• Exercise objective
Copy out every line that contains the word "Datenreduktion".

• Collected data
+--

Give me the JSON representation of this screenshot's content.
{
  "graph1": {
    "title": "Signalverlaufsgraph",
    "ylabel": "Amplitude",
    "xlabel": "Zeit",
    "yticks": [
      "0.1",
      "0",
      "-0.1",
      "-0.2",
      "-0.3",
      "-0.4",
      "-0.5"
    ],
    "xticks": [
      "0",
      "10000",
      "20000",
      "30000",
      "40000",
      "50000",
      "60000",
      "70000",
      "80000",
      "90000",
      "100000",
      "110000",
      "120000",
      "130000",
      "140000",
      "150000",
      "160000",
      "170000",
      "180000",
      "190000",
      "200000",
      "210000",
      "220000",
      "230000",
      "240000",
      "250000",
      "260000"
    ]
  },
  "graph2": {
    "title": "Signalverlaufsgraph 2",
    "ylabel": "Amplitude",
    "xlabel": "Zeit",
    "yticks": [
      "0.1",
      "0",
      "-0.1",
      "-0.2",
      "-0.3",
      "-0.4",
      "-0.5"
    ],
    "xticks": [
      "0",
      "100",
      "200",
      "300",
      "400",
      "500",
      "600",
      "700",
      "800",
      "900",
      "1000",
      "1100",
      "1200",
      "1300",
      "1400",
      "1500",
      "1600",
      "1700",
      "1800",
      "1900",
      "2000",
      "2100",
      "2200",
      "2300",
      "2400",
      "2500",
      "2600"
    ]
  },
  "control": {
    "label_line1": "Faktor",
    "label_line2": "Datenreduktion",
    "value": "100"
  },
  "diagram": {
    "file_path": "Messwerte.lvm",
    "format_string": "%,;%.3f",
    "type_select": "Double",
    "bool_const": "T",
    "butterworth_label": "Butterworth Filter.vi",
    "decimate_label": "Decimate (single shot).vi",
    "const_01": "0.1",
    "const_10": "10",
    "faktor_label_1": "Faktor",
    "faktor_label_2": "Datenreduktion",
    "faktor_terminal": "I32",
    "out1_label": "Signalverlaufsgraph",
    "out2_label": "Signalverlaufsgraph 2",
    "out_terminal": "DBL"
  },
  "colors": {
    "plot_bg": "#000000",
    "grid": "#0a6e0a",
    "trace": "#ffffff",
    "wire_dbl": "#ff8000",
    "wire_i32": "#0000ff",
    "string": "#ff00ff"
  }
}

+--

• Full solution
    "label_line2": "Datenreduktion",
    "faktor_label_2": "Datenreduktion",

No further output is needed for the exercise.